Dataset content:
# # # #

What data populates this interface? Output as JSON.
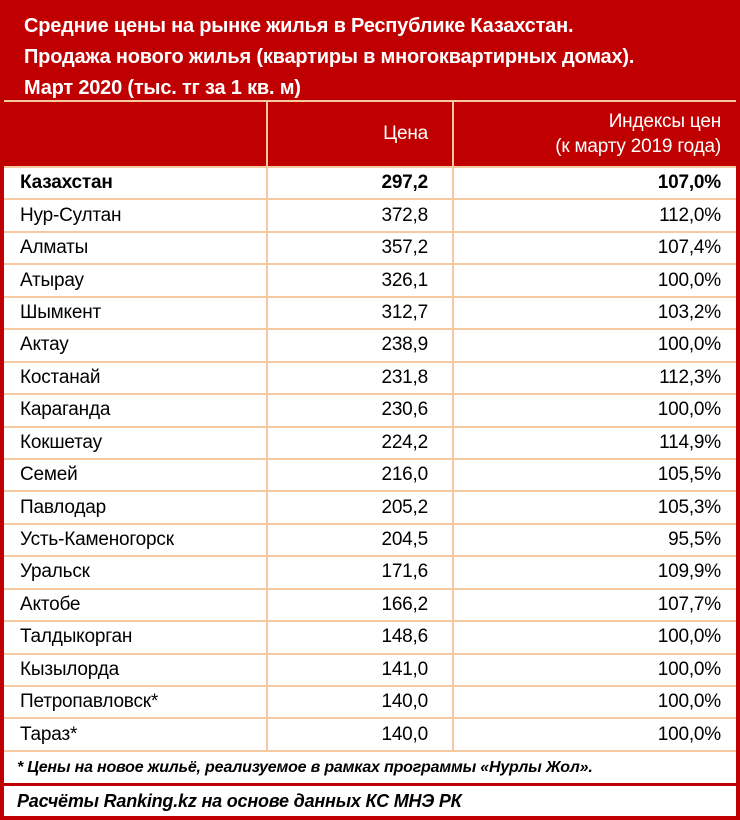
{
  "colors": {
    "accent_red": "#C00000",
    "border_peach": "#F6C9A3",
    "text": "#000000",
    "background": "#FFFFFF"
  },
  "title": {
    "lines": [
      "Средние цены на рынке жилья в Республике Казахстан.",
      "Продажа нового жилья (квартиры в многоквартирных домах).",
      "Март 2020 (тыс. тг за 1 кв. м)"
    ]
  },
  "table": {
    "header": {
      "name": "",
      "price": "Цена",
      "index_line1": "Индексы цен",
      "index_line2": "(к марту 2019 года)"
    },
    "rows": [
      {
        "name": "Казахстан",
        "price": "297,2",
        "index": "107,0%",
        "bold": true
      },
      {
        "name": "Нур-Султан",
        "price": "372,8",
        "index": "112,0%",
        "bold": false
      },
      {
        "name": "Алматы",
        "price": "357,2",
        "index": "107,4%",
        "bold": false
      },
      {
        "name": "Атырау",
        "price": "326,1",
        "index": "100,0%",
        "bold": false
      },
      {
        "name": "Шымкент",
        "price": "312,7",
        "index": "103,2%",
        "bold": false
      },
      {
        "name": "Актау",
        "price": "238,9",
        "index": "100,0%",
        "bold": false
      },
      {
        "name": "Костанай",
        "price": "231,8",
        "index": "112,3%",
        "bold": false
      },
      {
        "name": "Караганда",
        "price": "230,6",
        "index": "100,0%",
        "bold": false
      },
      {
        "name": "Кокшетау",
        "price": "224,2",
        "index": "114,9%",
        "bold": false
      },
      {
        "name": "Семей",
        "price": "216,0",
        "index": "105,5%",
        "bold": false
      },
      {
        "name": "Павлодар",
        "price": "205,2",
        "index": "105,3%",
        "bold": false
      },
      {
        "name": "Усть-Каменогорск",
        "price": "204,5",
        "index": "95,5%",
        "bold": false
      },
      {
        "name": "Уральск",
        "price": "171,6",
        "index": "109,9%",
        "bold": false
      },
      {
        "name": "Актобе",
        "price": "166,2",
        "index": "107,7%",
        "bold": false
      },
      {
        "name": "Талдыкорган",
        "price": "148,6",
        "index": "100,0%",
        "bold": false
      },
      {
        "name": "Кызылорда",
        "price": "141,0",
        "index": "100,0%",
        "bold": false
      },
      {
        "name": "Петропавловск*",
        "price": "140,0",
        "index": "100,0%",
        "bold": false
      },
      {
        "name": "Тараз*",
        "price": "140,0",
        "index": "100,0%",
        "bold": false
      }
    ]
  },
  "footnote": "* Цены на новое жильё, реализуемое в рамках программы «Нурлы Жол».",
  "source": "Расчёты Ranking.kz на основе данных КС МНЭ РК",
  "chart_data": {
    "type": "table",
    "title": "Средние цены на рынке жилья в Республике Казахстан. Продажа нового жилья (квартиры в многоквартирных домах). Март 2020 (тыс. тг за 1 кв. м)",
    "columns": [
      "",
      "Цена",
      "Индексы цен (к марту 2019 года)"
    ],
    "rows": [
      [
        "Казахстан",
        297.2,
        107.0
      ],
      [
        "Нур-Султан",
        372.8,
        112.0
      ],
      [
        "Алматы",
        357.2,
        107.4
      ],
      [
        "Атырау",
        326.1,
        100.0
      ],
      [
        "Шымкент",
        312.7,
        103.2
      ],
      [
        "Актау",
        238.9,
        100.0
      ],
      [
        "Костанай",
        231.8,
        112.3
      ],
      [
        "Караганда",
        230.6,
        100.0
      ],
      [
        "Кокшетау",
        224.2,
        114.9
      ],
      [
        "Семей",
        216.0,
        105.5
      ],
      [
        "Павлодар",
        205.2,
        105.3
      ],
      [
        "Усть-Каменогорск",
        204.5,
        95.5
      ],
      [
        "Уральск",
        171.6,
        109.9
      ],
      [
        "Актобе",
        166.2,
        107.7
      ],
      [
        "Талдыкорган",
        148.6,
        100.0
      ],
      [
        "Кызылорда",
        141.0,
        100.0
      ],
      [
        "Петропавловск*",
        140.0,
        100.0
      ],
      [
        "Тараз*",
        140.0,
        100.0
      ]
    ],
    "footnote": "* Цены на новое жильё, реализуемое в рамках программы «Нурлы Жол».",
    "source": "Расчёты Ranking.kz на основе данных КС МНЭ РК",
    "units": "тыс. тг за 1 кв. м"
  }
}
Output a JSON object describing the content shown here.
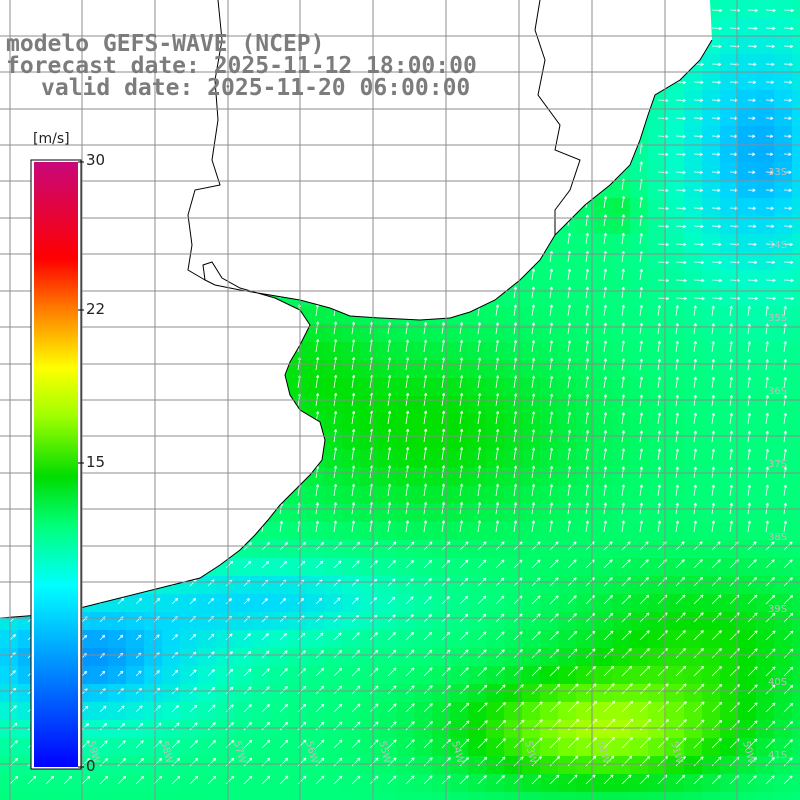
{
  "title": {
    "line1": "modelo GEFS-WAVE (NCEP)",
    "line2": "forecast date: 2025-11-12 18:00:00",
    "line3": "valid date: 2025-11-20 06:00:00"
  },
  "colorbar": {
    "unit": "[m/s]",
    "min": 0,
    "max": 30,
    "ticks": [
      "30",
      "22",
      "15",
      "0"
    ],
    "colors": [
      "#0000ff",
      "#0078ff",
      "#00d8ff",
      "#00ffc8",
      "#00ff78",
      "#00e000",
      "#78ff00",
      "#ffff00",
      "#ffa000",
      "#ff4000",
      "#ff0000",
      "#e00050",
      "#c8087a"
    ]
  },
  "map": {
    "lon_range": [
      -59.5,
      -49.5
    ],
    "lat_range": [
      -41.8,
      -30.2
    ],
    "lat_labels": [
      "33S",
      "34S",
      "35S",
      "36S",
      "37S",
      "38S",
      "39S",
      "40S",
      "41S"
    ],
    "lon_labels": [
      "59W",
      "58W",
      "57W",
      "56W",
      "55W",
      "54W",
      "53W",
      "52W",
      "51W",
      "50W"
    ],
    "grid_color": "#8c8c8c",
    "coast_color": "#000000",
    "land_color": "#ffffff",
    "vector_color": "#ffffff"
  }
}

# # # #

What the exercise asks: Give the material again exactly as it is, but keep the pictures out.

Written solution:
What data populates this interface? Output as JSON.
{
  "colors": {
    "accent_red": "#C00000",
    "border_peach": "#F6C9A3",
    "text": "#000000",
    "background": "#FFFFFF"
  },
  "title": {
    "lines": [
      "Средние цены на рынке жилья в Республике Казахстан.",
      "Продажа нового жилья (квартиры в многоквартирных домах).",
      "Март 2020 (тыс. тг за 1 кв. м)"
    ]
  },
  "table": {
    "header": {
      "name": "",
      "price": "Цена",
      "index_line1": "Индексы цен",
      "index_line2": "(к марту 2019 года)"
    },
    "rows": [
      {
        "name": "Казахстан",
        "price": "297,2",
        "index": "107,0%",
        "bold": true
      },
      {
        "name": "Нур-Султан",
        "price": "372,8",
        "index": "112,0%",
        "bold": false
      },
      {
        "name": "Алматы",
        "price": "357,2",
        "index": "107,4%",
        "bold": false
      },
      {
        "name": "Атырау",
        "price": "326,1",
        "index": "100,0%",
        "bold": false
      },
      {
        "name": "Шымкент",
        "price": "312,7",
        "index": "103,2%",
        "bold": false
      },
      {
        "name": "Актау",
        "price": "238,9",
        "index": "100,0%",
        "bold": false
      },
      {
        "name": "Костанай",
        "price": "231,8",
        "index": "112,3%",
        "bold": false
      },
      {
        "name": "Караганда",
        "price": "230,6",
        "index": "100,0%",
        "bold": false
      },
      {
        "name": "Кокшетау",
        "price": "224,2",
        "index": "114,9%",
        "bold": false
      },
      {
        "name": "Семей",
        "price": "216,0",
        "index": "105,5%",
        "bold": false
      },
      {
        "name": "Павлодар",
        "price": "205,2",
        "index": "105,3%",
        "bold": false
      },
      {
        "name": "Усть-Каменогорск",
        "price": "204,5",
        "index": "95,5%",
        "bold": false
      },
      {
        "name": "Уральск",
        "price": "171,6",
        "index": "109,9%",
        "bold": false
      },
      {
        "name": "Актобе",
        "price": "166,2",
        "index": "107,7%",
        "bold": false
      },
      {
        "name": "Талдыкорган",
        "price": "148,6",
        "index": "100,0%",
        "bold": false
      },
      {
        "name": "Кызылорда",
        "price": "141,0",
        "index": "100,0%",
        "bold": false
      },
      {
        "name": "Петропавловск*",
        "price": "140,0",
        "index": "100,0%",
        "bold": false
      },
      {
        "name": "Тараз*",
        "price": "140,0",
        "index": "100,0%",
        "bold": false
      }
    ]
  },
  "footnote": "* Цены на новое жильё, реализуемое в рамках программы «Нурлы Жол».",
  "source": "Расчёты Ranking.kz на основе данных КС МНЭ РК",
  "chart_data": {
    "type": "table",
    "title": "Средние цены на рынке жилья в Республике Казахстан. Продажа нового жилья (квартиры в многоквартирных домах). Март 2020 (тыс. тг за 1 кв. м)",
    "columns": [
      "",
      "Цена",
      "Индексы цен (к марту 2019 года)"
    ],
    "rows": [
      [
        "Казахстан",
        297.2,
        107.0
      ],
      [
        "Нур-Султан",
        372.8,
        112.0
      ],
      [
        "Алматы",
        357.2,
        107.4
      ],
      [
        "Атырау",
        326.1,
        100.0
      ],
      [
        "Шымкент",
        312.7,
        103.2
      ],
      [
        "Актау",
        238.9,
        100.0
      ],
      [
        "Костанай",
        231.8,
        112.3
      ],
      [
        "Караганда",
        230.6,
        100.0
      ],
      [
        "Кокшетау",
        224.2,
        114.9
      ],
      [
        "Семей",
        216.0,
        105.5
      ],
      [
        "Павлодар",
        205.2,
        105.3
      ],
      [
        "Усть-Каменогорск",
        204.5,
        95.5
      ],
      [
        "Уральск",
        171.6,
        109.9
      ],
      [
        "Актобе",
        166.2,
        107.7
      ],
      [
        "Талдыкорган",
        148.6,
        100.0
      ],
      [
        "Кызылорда",
        141.0,
        100.0
      ],
      [
        "Петропавловск*",
        140.0,
        100.0
      ],
      [
        "Тараз*",
        140.0,
        100.0
      ]
    ],
    "footnote": "* Цены на новое жильё, реализуемое в рамках программы «Нурлы Жол».",
    "source": "Расчёты Ranking.kz на основе данных КС МНЭ РК",
    "units": "тыс. тг за 1 кв. м"
  }
}
Output a JSON object describing the content shown here.
{
  "title": {
    "line1": "modelo GEFS-WAVE (NCEP)",
    "line2": "forecast date: 2025-11-12 18:00:00",
    "line3": "valid date: 2025-11-20 06:00:00"
  },
  "colorbar": {
    "unit": "[m/s]",
    "min": 0,
    "max": 30,
    "ticks": [
      "30",
      "22",
      "15",
      "0"
    ],
    "colors": [
      "#0000ff",
      "#0078ff",
      "#00d8ff",
      "#00ffc8",
      "#00ff78",
      "#00e000",
      "#78ff00",
      "#ffff00",
      "#ffa000",
      "#ff4000",
      "#ff0000",
      "#e00050",
      "#c8087a"
    ]
  },
  "map": {
    "lon_range": [
      -59.5,
      -49.5
    ],
    "lat_range": [
      -41.8,
      -30.2
    ],
    "lat_labels": [
      "33S",
      "34S",
      "35S",
      "36S",
      "37S",
      "38S",
      "39S",
      "40S",
      "41S"
    ],
    "lon_labels": [
      "59W",
      "58W",
      "57W",
      "56W",
      "55W",
      "54W",
      "53W",
      "52W",
      "51W",
      "50W"
    ],
    "grid_color": "#8c8c8c",
    "coast_color": "#000000",
    "land_color": "#ffffff",
    "vector_color": "#ffffff"
  }
}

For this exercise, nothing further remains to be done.